The task — Output the entries word for word. Omit images.

[Saved entries]
################

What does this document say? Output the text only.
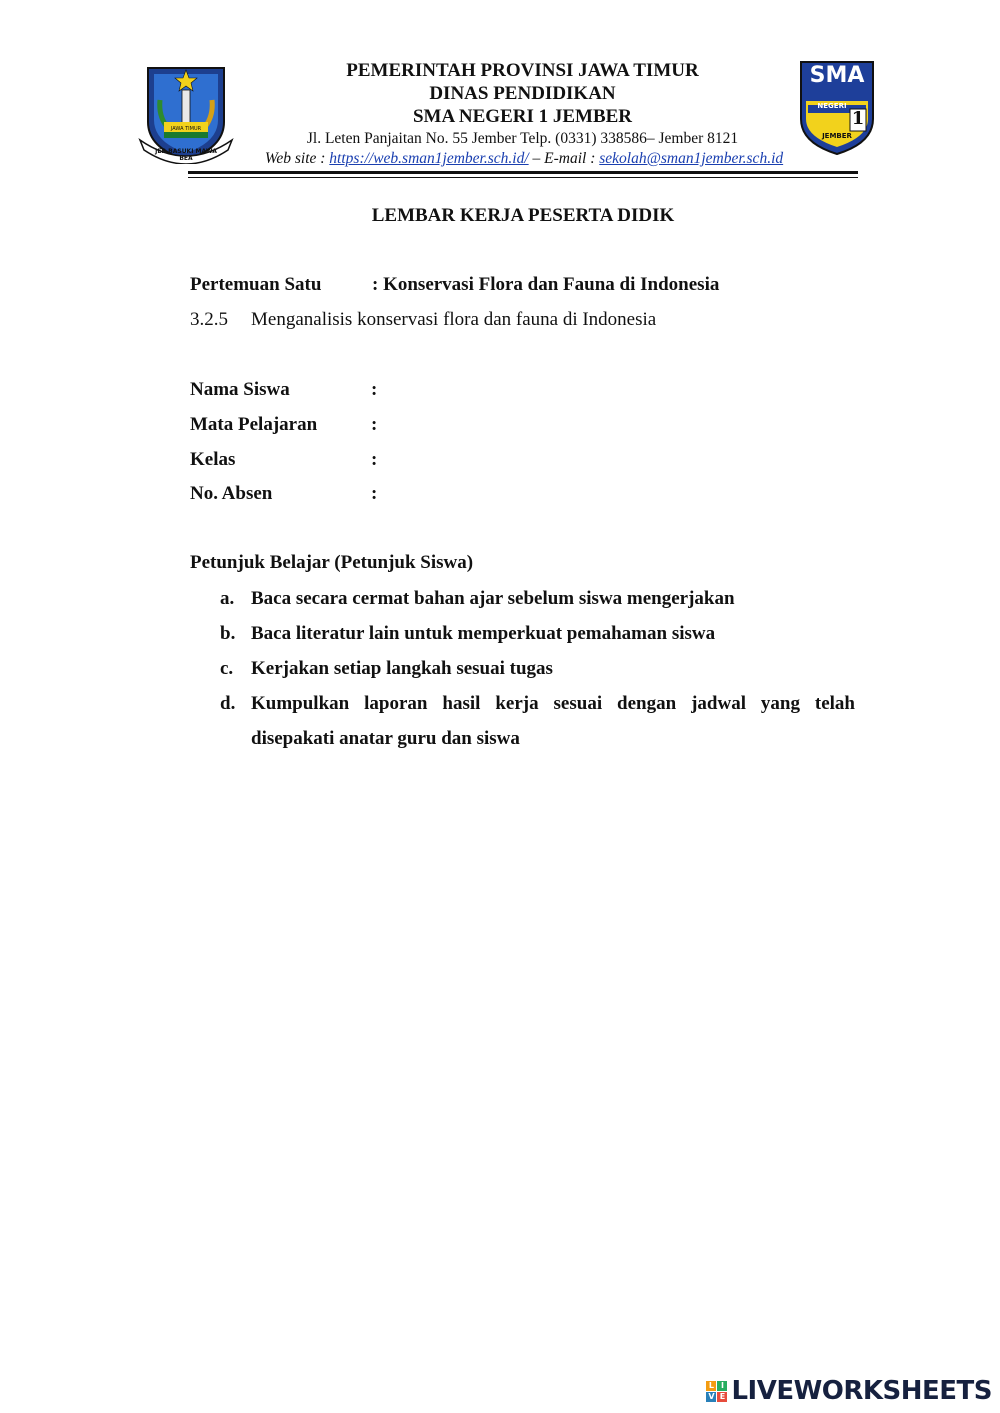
JER BASUKI MAWA BEA
JAWA TIMUR
SMA
NEGERI
1
JEMBER
PEMERINTAH PROVINSI JAWA TIMUR
DINAS PENDIDIKAN
SMA NEGERI 1 JEMBER
Jl. Leten Panjaitan No. 55 Jember Telp. (0331) 338586– Jember 8121
Web site : https://web.sman1jember.sch.id/ – E-mail : sekolah@sman1jember.sch.id
LEMBAR KERJA PESERTA DIDIK
Pertemuan Satu	: Konservasi Flora dan Fauna di Indonesia
3.2.5 Menganalisis konservasi flora dan fauna di Indonesia
Nama Siswa	:
Mata Pelajaran	:
Kelas	:
No. Absen	:
Petunjuk Belajar (Petunjuk Siswa)
a. Baca secara cermat bahan ajar sebelum siswa mengerjakan
b. Baca literatur lain untuk memperkuat pemahaman siswa
c. Kerjakan setiap langkah sesuai tugas
d. Kumpulkan laporan hasil kerja sesuai dengan jadwal yang telah
disepakati anatar guru dan siswa
L I
V E LIVEWORKSHEETS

################

Response to this task —
What does this document say? Output the text only.
JER BASUKI MAWA BEA
JAWA TIMUR
SMA
NEGERI
1
JEMBER
PEMERINTAH PROVINSI JAWA TIMUR
DINAS PENDIDIKAN
SMA NEGERI 1 JEMBER
Jl. Leten Panjaitan No. 55 Jember Telp. (0331) 338586– Jember 8121
Web site : https://web.sman1jember.sch.id/ – E-mail : sekolah@sman1jember.sch.id
LEMBAR KERJA PESERTA DIDIK
Pertemuan Satu	: Konservasi Flora dan Fauna di Indonesia
3.2.5 Menganalisis konservasi flora dan fauna di Indonesia
Nama Siswa	:
Mata Pelajaran	:
Kelas	:
No. Absen	:
Petunjuk Belajar (Petunjuk Siswa)
a. Baca secara cermat bahan ajar sebelum siswa mengerjakan
b. Baca literatur lain untuk memperkuat pemahaman siswa
c. Kerjakan setiap langkah sesuai tugas
d. Kumpulkan laporan hasil kerja sesuai dengan jadwal yang telah
disepakati anatar guru dan siswa
L I
V E LIVEWORKSHEETS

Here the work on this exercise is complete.